* [The request]: Which lines hold the word "speakers"? Copy each of them from the material.

··· Extracted information ···

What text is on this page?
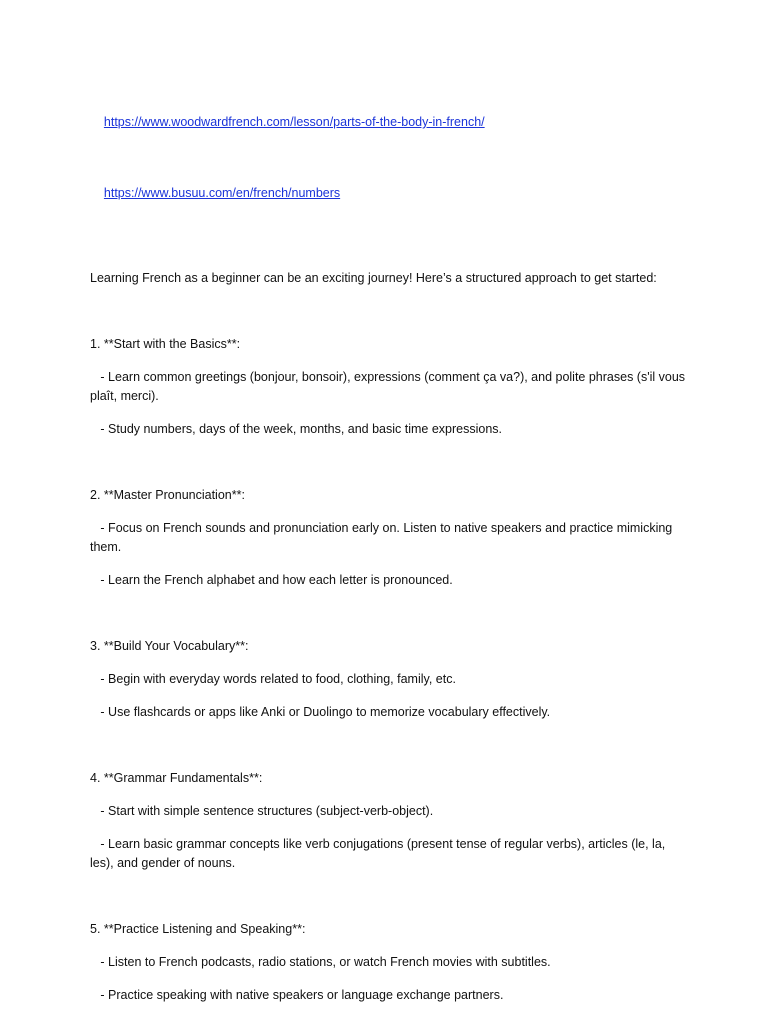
https://www.woodwardfrench.com/lesson/parts-of-the-body-in-french/

https://www.busuu.com/en/french/numbers

Learning French as a beginner can be an exciting journey! Here’s a structured approach to get started:

1. **Start with the Basics**:

- Learn common greetings (bonjour, bonsoir), expressions (comment ça va?), and polite phrases (s'il vous plaît, merci).

- Study numbers, days of the week, months, and basic time expressions.

2. **Master Pronunciation**:

- Focus on French sounds and pronunciation early on. Listen to native speakers and practice mimicking them.

- Learn the French alphabet and how each letter is pronounced.

3. **Build Your Vocabulary**:

- Begin with everyday words related to food, clothing, family, etc.

- Use flashcards or apps like Anki or Duolingo to memorize vocabulary effectively.

4. **Grammar Fundamentals**:

- Start with simple sentence structures (subject-verb-object).

- Learn basic grammar concepts like verb conjugations (present tense of regular verbs), articles (le, la, les), and gender of nouns.

5. **Practice Listening and Speaking**:

- Listen to French podcasts, radio stations, or watch French movies with subtitles.

- Practice speaking with native speakers or language exchange partners.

···

* [Exercise solution]:
- Focus on French sounds and pronunciation early on. Listen to native speakers and practice mimicking them.
- Practice speaking with native speakers or language exchange partners.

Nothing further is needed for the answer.